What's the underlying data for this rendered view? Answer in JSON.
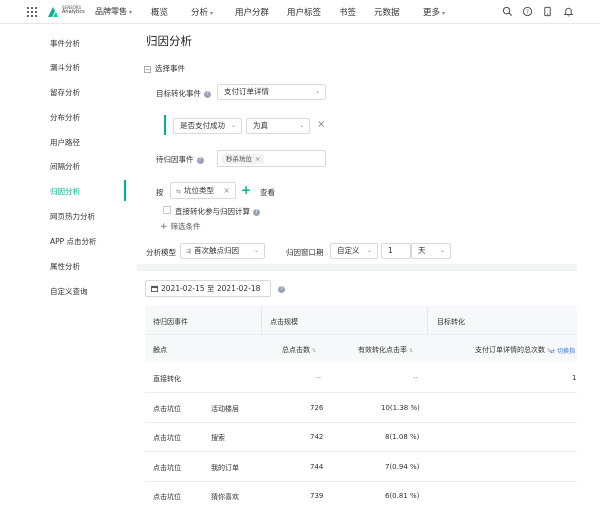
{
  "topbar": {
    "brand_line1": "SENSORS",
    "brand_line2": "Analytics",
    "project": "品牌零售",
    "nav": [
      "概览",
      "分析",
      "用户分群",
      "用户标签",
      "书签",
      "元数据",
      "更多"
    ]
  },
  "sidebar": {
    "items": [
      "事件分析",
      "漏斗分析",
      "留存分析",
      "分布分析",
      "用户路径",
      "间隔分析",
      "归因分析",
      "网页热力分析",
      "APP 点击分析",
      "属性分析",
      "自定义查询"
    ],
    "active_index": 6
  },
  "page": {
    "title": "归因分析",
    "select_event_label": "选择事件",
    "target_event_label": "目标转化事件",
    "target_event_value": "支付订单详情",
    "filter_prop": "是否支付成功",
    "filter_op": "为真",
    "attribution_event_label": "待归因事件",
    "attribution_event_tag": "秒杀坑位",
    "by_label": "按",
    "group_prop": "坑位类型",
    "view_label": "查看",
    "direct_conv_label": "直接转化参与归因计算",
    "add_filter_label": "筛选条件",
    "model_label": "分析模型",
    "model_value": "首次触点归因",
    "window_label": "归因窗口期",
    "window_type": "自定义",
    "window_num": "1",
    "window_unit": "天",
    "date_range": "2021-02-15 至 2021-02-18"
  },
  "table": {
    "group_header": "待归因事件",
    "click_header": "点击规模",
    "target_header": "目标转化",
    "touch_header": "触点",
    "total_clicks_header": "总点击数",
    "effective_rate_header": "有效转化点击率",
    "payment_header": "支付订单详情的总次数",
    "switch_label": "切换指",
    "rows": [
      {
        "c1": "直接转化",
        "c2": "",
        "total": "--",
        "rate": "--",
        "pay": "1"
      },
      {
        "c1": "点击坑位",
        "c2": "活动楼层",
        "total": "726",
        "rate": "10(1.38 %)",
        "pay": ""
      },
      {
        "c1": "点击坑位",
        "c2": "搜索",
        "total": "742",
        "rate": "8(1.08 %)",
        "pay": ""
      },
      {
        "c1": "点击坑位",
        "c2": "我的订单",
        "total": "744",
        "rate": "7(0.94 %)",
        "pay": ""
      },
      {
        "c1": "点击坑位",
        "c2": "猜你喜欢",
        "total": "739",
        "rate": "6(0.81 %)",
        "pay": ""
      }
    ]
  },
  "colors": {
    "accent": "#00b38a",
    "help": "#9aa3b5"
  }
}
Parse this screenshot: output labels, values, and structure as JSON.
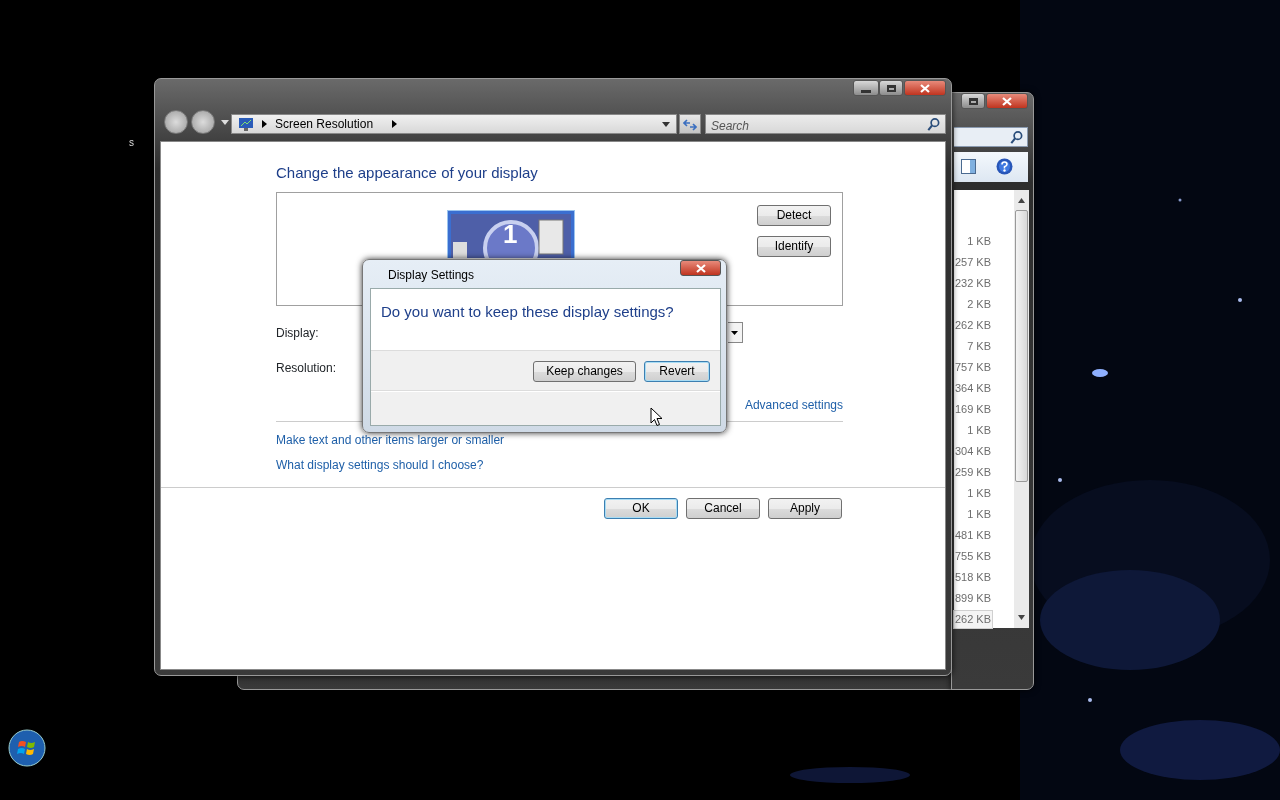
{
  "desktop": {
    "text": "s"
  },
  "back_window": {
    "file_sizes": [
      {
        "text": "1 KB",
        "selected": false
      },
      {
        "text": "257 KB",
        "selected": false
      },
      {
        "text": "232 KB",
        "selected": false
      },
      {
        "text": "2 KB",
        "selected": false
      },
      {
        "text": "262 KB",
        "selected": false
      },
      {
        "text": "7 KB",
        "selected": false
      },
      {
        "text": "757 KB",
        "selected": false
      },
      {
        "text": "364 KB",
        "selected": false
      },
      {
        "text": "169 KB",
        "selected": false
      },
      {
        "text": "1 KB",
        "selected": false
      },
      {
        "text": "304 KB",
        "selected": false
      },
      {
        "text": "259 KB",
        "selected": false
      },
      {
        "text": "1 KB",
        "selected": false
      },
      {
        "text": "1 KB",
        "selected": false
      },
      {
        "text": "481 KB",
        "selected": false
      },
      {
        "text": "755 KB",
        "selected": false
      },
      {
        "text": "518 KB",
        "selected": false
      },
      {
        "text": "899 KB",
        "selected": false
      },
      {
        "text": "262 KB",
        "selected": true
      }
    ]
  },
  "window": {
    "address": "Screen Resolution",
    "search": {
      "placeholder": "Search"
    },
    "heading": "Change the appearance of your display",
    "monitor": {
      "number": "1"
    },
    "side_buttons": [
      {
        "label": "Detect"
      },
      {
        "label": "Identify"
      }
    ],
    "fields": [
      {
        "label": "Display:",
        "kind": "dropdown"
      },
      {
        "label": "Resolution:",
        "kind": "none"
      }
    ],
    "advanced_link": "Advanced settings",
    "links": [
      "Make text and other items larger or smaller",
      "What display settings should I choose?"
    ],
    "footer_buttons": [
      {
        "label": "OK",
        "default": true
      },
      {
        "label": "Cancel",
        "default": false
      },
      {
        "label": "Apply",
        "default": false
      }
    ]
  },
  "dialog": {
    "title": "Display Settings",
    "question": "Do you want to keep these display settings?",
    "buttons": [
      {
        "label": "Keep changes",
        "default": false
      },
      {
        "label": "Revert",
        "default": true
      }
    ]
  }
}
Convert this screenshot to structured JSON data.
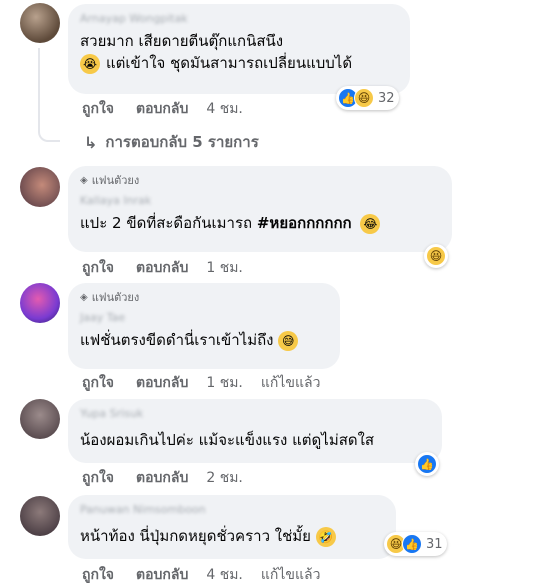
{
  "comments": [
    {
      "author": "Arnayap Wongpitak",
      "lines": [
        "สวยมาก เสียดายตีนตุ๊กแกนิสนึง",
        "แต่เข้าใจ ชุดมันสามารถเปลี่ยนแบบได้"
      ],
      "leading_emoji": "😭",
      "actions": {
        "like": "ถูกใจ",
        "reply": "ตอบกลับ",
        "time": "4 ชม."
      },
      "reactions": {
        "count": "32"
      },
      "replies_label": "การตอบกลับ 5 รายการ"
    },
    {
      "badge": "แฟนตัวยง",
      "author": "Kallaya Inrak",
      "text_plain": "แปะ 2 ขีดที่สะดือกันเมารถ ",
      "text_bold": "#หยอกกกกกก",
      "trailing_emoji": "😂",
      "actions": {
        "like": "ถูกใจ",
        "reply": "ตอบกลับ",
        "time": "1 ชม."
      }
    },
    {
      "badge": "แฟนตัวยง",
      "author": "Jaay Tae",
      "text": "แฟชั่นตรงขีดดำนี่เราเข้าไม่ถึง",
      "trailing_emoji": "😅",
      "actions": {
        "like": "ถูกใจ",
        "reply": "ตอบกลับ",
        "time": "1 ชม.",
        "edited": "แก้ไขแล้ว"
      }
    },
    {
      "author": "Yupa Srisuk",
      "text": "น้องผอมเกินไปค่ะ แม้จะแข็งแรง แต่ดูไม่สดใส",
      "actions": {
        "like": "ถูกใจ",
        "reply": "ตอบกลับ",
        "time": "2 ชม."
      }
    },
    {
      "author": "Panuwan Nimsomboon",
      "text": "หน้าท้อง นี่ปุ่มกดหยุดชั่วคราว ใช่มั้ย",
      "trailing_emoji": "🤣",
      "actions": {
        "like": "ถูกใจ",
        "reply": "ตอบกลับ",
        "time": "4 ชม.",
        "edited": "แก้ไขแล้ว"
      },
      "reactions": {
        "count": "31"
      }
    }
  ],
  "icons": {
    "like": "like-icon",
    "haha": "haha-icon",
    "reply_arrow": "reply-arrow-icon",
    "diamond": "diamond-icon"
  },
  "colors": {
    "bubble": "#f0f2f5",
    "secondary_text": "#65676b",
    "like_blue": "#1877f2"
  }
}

■ **Prompt**:
Go through the listing above and write it out again exactly, dropping the pictures.

■ **Solution below**:
What's the underlying data for this rendered view? Answer in JSON.
{
  "topbar": {
    "brand_line1": "SENSORS",
    "brand_line2": "Analytics",
    "project": "品牌零售",
    "nav": [
      "概览",
      "分析",
      "用户分群",
      "用户标签",
      "书签",
      "元数据",
      "更多"
    ]
  },
  "sidebar": {
    "items": [
      "事件分析",
      "漏斗分析",
      "留存分析",
      "分布分析",
      "用户路径",
      "间隔分析",
      "归因分析",
      "网页热力分析",
      "APP 点击分析",
      "属性分析",
      "自定义查询"
    ],
    "active_index": 6
  },
  "page": {
    "title": "归因分析",
    "select_event_label": "选择事件",
    "target_event_label": "目标转化事件",
    "target_event_value": "支付订单详情",
    "filter_prop": "是否支付成功",
    "filter_op": "为真",
    "attribution_event_label": "待归因事件",
    "attribution_event_tag": "秒杀坑位",
    "by_label": "按",
    "group_prop": "坑位类型",
    "view_label": "查看",
    "direct_conv_label": "直接转化参与归因计算",
    "add_filter_label": "筛选条件",
    "model_label": "分析模型",
    "model_value": "首次触点归因",
    "window_label": "归因窗口期",
    "window_type": "自定义",
    "window_num": "1",
    "window_unit": "天",
    "date_range": "2021-02-15 至 2021-02-18"
  },
  "table": {
    "group_header": "待归因事件",
    "click_header": "点击规模",
    "target_header": "目标转化",
    "touch_header": "触点",
    "total_clicks_header": "总点击数",
    "effective_rate_header": "有效转化点击率",
    "payment_header": "支付订单详情的总次数",
    "switch_label": "切换指",
    "rows": [
      {
        "c1": "直接转化",
        "c2": "",
        "total": "--",
        "rate": "--",
        "pay": "1"
      },
      {
        "c1": "点击坑位",
        "c2": "活动楼层",
        "total": "726",
        "rate": "10(1.38 %)",
        "pay": ""
      },
      {
        "c1": "点击坑位",
        "c2": "搜索",
        "total": "742",
        "rate": "8(1.08 %)",
        "pay": ""
      },
      {
        "c1": "点击坑位",
        "c2": "我的订单",
        "total": "744",
        "rate": "7(0.94 %)",
        "pay": ""
      },
      {
        "c1": "点击坑位",
        "c2": "猜你喜欢",
        "total": "739",
        "rate": "6(0.81 %)",
        "pay": ""
      }
    ]
  },
  "colors": {
    "accent": "#00b38a",
    "help": "#9aa3b5"
  }
}
Parse this screenshot: output labels, values, and structure as JSON.
{
  "desktop": {
    "text": "s"
  },
  "back_window": {
    "file_sizes": [
      {
        "text": "1 KB",
        "selected": false
      },
      {
        "text": "257 KB",
        "selected": false
      },
      {
        "text": "232 KB",
        "selected": false
      },
      {
        "text": "2 KB",
        "selected": false
      },
      {
        "text": "262 KB",
        "selected": false
      },
      {
        "text": "7 KB",
        "selected": false
      },
      {
        "text": "757 KB",
        "selected": false
      },
      {
        "text": "364 KB",
        "selected": false
      },
      {
        "text": "169 KB",
        "selected": false
      },
      {
        "text": "1 KB",
        "selected": false
      },
      {
        "text": "304 KB",
        "selected": false
      },
      {
        "text": "259 KB",
        "selected": false
      },
      {
        "text": "1 KB",
        "selected": false
      },
      {
        "text": "1 KB",
        "selected": false
      },
      {
        "text": "481 KB",
        "selected": false
      },
      {
        "text": "755 KB",
        "selected": false
      },
      {
        "text": "518 KB",
        "selected": false
      },
      {
        "text": "899 KB",
        "selected": false
      },
      {
        "text": "262 KB",
        "selected": true
      }
    ]
  },
  "window": {
    "address": "Screen Resolution",
    "search": {
      "placeholder": "Search"
    },
    "heading": "Change the appearance of your display",
    "monitor": {
      "number": "1"
    },
    "side_buttons": [
      {
        "label": "Detect"
      },
      {
        "label": "Identify"
      }
    ],
    "fields": [
      {
        "label": "Display:",
        "kind": "dropdown"
      },
      {
        "label": "Resolution:",
        "kind": "none"
      }
    ],
    "advanced_link": "Advanced settings",
    "links": [
      "Make text and other items larger or smaller",
      "What display settings should I choose?"
    ],
    "footer_buttons": [
      {
        "label": "OK",
        "default": true
      },
      {
        "label": "Cancel",
        "default": false
      },
      {
        "label": "Apply",
        "default": false
      }
    ]
  },
  "dialog": {
    "title": "Display Settings",
    "question": "Do you want to keep these display settings?",
    "buttons": [
      {
        "label": "Keep changes",
        "default": false
      },
      {
        "label": "Revert",
        "default": true
      }
    ]
  }
}
Convert this screenshot to structured JSON data.
{
  "comments": [
    {
      "author": "Arnayap Wongpitak",
      "lines": [
        "สวยมาก เสียดายตีนตุ๊กแกนิสนึง",
        "แต่เข้าใจ ชุดมันสามารถเปลี่ยนแบบได้"
      ],
      "leading_emoji": "😭",
      "actions": {
        "like": "ถูกใจ",
        "reply": "ตอบกลับ",
        "time": "4 ชม."
      },
      "reactions": {
        "count": "32"
      },
      "replies_label": "การตอบกลับ 5 รายการ"
    },
    {
      "badge": "แฟนตัวยง",
      "author": "Kallaya Inrak",
      "text_plain": "แปะ 2 ขีดที่สะดือกันเมารถ ",
      "text_bold": "#หยอกกกกกก",
      "trailing_emoji": "😂",
      "actions": {
        "like": "ถูกใจ",
        "reply": "ตอบกลับ",
        "time": "1 ชม."
      }
    },
    {
      "badge": "แฟนตัวยง",
      "author": "Jaay Tae",
      "text": "แฟชั่นตรงขีดดำนี่เราเข้าไม่ถึง",
      "trailing_emoji": "😅",
      "actions": {
        "like": "ถูกใจ",
        "reply": "ตอบกลับ",
        "time": "1 ชม.",
        "edited": "แก้ไขแล้ว"
      }
    },
    {
      "author": "Yupa Srisuk",
      "text": "น้องผอมเกินไปค่ะ แม้จะแข็งแรง แต่ดูไม่สดใส",
      "actions": {
        "like": "ถูกใจ",
        "reply": "ตอบกลับ",
        "time": "2 ชม."
      }
    },
    {
      "author": "Panuwan Nimsomboon",
      "text": "หน้าท้อง นี่ปุ่มกดหยุดชั่วคราว ใช่มั้ย",
      "trailing_emoji": "🤣",
      "actions": {
        "like": "ถูกใจ",
        "reply": "ตอบกลับ",
        "time": "4 ชม.",
        "edited": "แก้ไขแล้ว"
      },
      "reactions": {
        "count": "31"
      }
    }
  ],
  "icons": {
    "like": "like-icon",
    "haha": "haha-icon",
    "reply_arrow": "reply-arrow-icon",
    "diamond": "diamond-icon"
  },
  "colors": {
    "bubble": "#f0f2f5",
    "secondary_text": "#65676b",
    "like_blue": "#1877f2"
  }
}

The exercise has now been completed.